=== SELECTED EXTRACT ===
»»
But the whole Pistols ban quicky proved as big a joke on her part as the ban on Creem, because not only were they getting occasional airplay on WNEW-FM by then, but I'd additionally made a new friend in school named Zoltan, whose older brother Laszlo was the first real punk rocker I ever met. It was through him that I received the access to the Sex Pistols I'd been denied at home. I was forbidden to buy their records, so I went to Zoltan's and taped them, then listened to them in my bed with the tape player hidden under the sheets. Once again my folks found out... and once again they just shrugged and figured it was too late by then. Damn straight it was. (Interesting footnote: a couple years later, one of Laszlo Papp's photographs of Stiv Bators would adorn the front cover of "Night Of The Living Dead Boys." I still remember the day he came home excitedly waving a copy of the album to show me.)

When Elvis died I remember being somewhat shocked by the news but not particularly saddened. But on that very bleak Saturday morning in September of '77, when I was sent around the corner to fetch the newspaper and saw a front page headline which read "Marc Bolan Killed In Car Crash," I cried my eyes out. Still to this day I consider Bolan's death the infinitely more shocking and significant of the two, and I will hear no arguments to the contrary.
««
=== WHAT TO DO ===
Extend the memoir passage about growing up with the Sex Pistols and Marc Bolan, picking up after its final sentence. The data that follow have nothing to do with this.

=== SOURCE INFORMATION ===
»»
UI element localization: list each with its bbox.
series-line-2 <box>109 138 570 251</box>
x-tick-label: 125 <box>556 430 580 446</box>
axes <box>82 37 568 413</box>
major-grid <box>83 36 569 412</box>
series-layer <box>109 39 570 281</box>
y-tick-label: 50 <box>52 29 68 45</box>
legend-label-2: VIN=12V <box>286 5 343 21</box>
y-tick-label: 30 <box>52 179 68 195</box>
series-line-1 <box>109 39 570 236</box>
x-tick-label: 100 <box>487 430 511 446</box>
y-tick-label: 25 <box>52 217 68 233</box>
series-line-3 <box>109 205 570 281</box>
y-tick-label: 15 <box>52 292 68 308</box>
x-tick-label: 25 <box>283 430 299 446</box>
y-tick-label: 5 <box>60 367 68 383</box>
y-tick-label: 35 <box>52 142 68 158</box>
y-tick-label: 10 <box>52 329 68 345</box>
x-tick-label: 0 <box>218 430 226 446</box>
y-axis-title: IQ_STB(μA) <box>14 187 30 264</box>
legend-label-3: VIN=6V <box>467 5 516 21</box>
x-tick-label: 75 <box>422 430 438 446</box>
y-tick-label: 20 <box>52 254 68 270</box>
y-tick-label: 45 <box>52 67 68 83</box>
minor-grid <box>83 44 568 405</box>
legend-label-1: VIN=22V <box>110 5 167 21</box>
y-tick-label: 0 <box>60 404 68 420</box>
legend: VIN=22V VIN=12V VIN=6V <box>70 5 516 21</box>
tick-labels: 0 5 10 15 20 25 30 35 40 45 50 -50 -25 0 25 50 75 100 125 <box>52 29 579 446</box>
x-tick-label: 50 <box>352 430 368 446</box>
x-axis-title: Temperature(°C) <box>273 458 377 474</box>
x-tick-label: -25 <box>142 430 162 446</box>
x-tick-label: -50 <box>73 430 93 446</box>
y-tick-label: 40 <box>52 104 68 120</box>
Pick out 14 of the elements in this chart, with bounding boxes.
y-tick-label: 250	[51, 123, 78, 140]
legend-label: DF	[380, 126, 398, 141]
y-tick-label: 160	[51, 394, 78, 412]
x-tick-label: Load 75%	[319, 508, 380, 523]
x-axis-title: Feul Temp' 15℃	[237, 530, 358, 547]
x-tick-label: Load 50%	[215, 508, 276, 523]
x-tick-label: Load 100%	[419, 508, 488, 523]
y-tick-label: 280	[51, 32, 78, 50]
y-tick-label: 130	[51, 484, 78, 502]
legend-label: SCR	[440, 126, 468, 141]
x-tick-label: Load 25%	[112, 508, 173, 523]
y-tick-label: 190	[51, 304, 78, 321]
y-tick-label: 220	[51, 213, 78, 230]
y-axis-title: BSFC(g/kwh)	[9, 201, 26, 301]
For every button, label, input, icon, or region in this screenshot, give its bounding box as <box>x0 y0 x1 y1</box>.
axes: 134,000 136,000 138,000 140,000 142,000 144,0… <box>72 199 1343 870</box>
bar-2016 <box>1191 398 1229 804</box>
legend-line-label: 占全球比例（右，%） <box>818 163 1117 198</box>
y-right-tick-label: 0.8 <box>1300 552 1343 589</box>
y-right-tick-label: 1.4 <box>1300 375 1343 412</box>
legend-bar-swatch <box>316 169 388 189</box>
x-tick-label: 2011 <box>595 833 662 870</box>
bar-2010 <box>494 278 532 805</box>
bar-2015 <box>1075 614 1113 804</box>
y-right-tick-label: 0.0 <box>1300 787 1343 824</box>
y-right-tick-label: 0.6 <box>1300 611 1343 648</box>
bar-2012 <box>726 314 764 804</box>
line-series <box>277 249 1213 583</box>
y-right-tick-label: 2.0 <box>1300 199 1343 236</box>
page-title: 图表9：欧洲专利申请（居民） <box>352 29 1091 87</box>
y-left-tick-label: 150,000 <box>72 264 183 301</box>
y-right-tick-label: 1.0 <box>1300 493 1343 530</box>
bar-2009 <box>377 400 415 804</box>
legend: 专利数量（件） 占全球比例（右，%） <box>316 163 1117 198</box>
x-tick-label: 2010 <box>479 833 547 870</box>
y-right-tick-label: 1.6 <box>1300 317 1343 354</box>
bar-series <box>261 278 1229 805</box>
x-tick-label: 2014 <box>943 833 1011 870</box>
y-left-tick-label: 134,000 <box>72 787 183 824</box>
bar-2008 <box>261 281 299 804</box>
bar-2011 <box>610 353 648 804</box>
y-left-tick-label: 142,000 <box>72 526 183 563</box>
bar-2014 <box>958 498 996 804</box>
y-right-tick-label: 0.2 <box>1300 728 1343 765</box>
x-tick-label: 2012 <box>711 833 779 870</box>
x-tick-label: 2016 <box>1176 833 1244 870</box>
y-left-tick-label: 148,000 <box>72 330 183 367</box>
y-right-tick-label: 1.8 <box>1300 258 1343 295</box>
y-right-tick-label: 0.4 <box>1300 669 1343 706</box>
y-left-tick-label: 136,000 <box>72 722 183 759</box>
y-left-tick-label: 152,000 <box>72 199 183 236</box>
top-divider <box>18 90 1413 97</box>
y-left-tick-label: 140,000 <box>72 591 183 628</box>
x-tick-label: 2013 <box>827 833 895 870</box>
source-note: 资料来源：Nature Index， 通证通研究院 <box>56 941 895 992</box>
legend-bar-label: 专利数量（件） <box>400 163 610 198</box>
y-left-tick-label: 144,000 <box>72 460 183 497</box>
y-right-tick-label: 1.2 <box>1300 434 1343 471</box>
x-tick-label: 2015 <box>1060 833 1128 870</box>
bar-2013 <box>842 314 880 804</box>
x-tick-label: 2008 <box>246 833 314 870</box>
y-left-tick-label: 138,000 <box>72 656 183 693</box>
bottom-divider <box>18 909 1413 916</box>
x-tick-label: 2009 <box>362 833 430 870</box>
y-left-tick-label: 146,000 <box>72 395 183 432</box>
««
=== REPLY ===
Punk fascinated and gripped me to the point that I was soon buying every punk record I read about. In almost every case I'd never heard the band play a note beforehand, and almost every time I liked what I heard immediately or grew to like it over time. But even the Sex Pistols didn't prepare me for what fate had in store for me next. After being flat-out denied in my request for "Never Mind the Bollocks" for Christmas in 1977, I suggested the first album by the Damned as an alternative, and amazingly, my folks bought it. In retrospect they would've been better off just buying me "Bollocks."


The first Damned album scared the living shit out of me the very first time I played it. It was louder, heavier, faster, and more ferocious than anything I'd ever heard before. The musicians sounded like they would kill me if they had the chance to, and the production made it seem recorded in the depths of hell itself. And the whole album's vibe was dark, sinister and creepy, with songs like "Born To Kill" and "Stab Your Back." I listened to this monster just once... then put it back in its sleeve and handed it back to my mother shaking like a leaf and sheepishly moaning, "Uh, Mom, I don't like this record, can we exchange it?" Upon being told I couldn't, I then hid it in the deepest, darkest nether regions of my closet, where I didn't touch it again for an entire month. The day finally came when I summoned up the courage to listen to it again. It absolutely blew my mind in a million tiny pieces that second time, and from that point on, the louder, heavier, faster and more ferocious a new punk record was, the more I liked it.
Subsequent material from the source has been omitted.